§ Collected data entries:
┌──

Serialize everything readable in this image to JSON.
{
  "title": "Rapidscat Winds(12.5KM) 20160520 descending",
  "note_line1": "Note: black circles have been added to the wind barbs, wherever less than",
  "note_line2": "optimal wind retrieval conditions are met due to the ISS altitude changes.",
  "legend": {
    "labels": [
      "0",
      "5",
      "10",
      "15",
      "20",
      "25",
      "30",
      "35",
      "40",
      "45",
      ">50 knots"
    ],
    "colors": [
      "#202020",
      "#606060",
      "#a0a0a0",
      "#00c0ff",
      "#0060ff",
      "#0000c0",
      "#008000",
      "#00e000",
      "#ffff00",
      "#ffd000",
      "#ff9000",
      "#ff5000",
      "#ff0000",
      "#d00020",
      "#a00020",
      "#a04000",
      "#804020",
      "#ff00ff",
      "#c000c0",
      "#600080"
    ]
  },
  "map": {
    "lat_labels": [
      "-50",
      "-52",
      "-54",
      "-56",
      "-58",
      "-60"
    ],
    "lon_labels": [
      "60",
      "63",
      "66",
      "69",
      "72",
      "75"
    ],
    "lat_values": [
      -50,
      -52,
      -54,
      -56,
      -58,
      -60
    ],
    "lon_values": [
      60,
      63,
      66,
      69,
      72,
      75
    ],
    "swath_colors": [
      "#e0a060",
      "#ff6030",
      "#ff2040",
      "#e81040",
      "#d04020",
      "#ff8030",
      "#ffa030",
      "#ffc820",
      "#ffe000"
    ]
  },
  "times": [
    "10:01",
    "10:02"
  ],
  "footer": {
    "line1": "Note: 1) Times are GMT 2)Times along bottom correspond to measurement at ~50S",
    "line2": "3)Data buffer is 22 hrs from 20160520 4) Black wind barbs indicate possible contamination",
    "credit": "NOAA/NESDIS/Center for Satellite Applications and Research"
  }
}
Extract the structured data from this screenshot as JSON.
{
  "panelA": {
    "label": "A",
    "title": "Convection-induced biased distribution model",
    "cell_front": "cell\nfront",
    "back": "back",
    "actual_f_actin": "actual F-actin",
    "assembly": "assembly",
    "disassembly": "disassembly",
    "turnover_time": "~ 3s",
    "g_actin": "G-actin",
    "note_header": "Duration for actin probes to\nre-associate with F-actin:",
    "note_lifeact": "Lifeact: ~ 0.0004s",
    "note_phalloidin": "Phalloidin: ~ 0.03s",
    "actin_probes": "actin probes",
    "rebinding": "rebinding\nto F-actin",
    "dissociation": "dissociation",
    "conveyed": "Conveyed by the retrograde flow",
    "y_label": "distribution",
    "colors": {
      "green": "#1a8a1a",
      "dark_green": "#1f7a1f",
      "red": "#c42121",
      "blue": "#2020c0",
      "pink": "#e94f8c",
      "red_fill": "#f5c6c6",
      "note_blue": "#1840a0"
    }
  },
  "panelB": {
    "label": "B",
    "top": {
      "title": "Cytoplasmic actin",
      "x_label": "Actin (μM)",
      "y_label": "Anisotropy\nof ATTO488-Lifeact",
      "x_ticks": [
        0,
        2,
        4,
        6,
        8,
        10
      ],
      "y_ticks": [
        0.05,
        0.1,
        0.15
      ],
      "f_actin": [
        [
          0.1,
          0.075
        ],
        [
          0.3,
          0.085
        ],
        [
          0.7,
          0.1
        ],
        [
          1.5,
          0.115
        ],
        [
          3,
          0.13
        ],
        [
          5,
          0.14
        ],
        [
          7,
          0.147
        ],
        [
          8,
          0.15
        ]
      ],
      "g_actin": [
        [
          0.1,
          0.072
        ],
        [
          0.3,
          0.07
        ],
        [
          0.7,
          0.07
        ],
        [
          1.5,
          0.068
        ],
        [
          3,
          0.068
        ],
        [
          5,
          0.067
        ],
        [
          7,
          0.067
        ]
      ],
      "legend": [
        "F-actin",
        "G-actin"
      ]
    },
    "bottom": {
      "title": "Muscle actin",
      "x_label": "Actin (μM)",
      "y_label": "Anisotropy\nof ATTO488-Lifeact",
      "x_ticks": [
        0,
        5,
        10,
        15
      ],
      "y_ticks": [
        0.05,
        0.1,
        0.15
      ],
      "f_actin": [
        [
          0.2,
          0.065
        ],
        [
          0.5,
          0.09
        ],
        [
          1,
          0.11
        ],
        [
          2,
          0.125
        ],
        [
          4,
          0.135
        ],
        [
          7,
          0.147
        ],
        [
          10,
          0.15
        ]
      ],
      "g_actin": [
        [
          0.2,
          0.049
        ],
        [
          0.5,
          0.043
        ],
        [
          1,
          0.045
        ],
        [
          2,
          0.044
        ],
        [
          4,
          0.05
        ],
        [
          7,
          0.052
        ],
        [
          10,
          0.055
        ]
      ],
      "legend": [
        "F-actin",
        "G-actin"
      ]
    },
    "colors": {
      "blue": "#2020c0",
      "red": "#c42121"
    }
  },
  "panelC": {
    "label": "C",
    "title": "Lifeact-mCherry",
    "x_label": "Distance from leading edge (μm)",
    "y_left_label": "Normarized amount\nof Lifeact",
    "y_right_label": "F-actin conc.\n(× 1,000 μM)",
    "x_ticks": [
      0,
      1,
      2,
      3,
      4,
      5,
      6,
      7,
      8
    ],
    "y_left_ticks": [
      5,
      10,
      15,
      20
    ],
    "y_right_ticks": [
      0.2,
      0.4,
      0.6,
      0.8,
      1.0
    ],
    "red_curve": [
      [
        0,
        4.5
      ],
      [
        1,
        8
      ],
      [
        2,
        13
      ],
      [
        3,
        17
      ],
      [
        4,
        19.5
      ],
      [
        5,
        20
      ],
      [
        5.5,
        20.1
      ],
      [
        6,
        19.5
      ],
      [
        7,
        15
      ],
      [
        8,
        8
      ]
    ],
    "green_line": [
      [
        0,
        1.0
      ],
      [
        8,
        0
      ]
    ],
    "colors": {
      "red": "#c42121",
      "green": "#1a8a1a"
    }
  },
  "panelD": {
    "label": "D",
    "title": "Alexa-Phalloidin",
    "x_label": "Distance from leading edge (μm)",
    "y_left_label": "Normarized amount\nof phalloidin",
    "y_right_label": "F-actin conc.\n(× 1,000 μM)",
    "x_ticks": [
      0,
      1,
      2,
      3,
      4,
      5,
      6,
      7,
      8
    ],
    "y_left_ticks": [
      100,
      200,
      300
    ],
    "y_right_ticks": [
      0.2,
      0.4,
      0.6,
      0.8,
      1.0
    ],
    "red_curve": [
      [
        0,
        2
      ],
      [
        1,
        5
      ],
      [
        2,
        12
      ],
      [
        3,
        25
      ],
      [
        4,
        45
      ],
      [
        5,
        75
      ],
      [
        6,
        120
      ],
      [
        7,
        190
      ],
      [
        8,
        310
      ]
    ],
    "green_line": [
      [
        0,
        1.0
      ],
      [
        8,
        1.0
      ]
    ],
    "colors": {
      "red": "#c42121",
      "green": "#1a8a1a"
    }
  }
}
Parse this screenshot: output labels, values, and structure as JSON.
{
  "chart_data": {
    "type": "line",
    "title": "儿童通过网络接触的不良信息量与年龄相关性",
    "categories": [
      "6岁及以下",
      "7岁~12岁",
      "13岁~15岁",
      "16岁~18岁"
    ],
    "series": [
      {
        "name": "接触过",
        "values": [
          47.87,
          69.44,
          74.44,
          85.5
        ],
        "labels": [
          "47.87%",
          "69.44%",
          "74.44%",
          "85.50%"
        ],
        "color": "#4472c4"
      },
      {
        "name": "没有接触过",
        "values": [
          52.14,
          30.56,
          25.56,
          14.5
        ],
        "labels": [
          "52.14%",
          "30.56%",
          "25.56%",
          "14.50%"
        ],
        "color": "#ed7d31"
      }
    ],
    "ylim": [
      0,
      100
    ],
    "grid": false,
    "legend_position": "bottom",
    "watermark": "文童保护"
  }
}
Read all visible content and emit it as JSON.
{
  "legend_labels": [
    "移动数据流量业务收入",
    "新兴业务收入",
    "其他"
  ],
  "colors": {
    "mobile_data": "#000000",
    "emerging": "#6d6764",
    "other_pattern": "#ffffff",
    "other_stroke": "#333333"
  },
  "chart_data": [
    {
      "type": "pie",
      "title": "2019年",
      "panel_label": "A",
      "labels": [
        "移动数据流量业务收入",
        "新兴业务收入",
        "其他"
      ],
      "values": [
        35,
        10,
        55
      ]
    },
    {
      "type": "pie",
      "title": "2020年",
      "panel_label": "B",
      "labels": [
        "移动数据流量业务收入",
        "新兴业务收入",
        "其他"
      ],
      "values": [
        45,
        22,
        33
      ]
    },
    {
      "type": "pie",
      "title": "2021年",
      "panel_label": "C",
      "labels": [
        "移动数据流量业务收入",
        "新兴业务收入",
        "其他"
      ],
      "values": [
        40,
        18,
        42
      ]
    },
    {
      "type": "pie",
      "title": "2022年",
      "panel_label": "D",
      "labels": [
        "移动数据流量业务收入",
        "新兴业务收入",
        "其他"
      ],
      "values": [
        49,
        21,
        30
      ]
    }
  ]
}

└──

§ Problem: Determine how many lines in the listing above hold the string "distribution", then write only the number.

§ The result: 2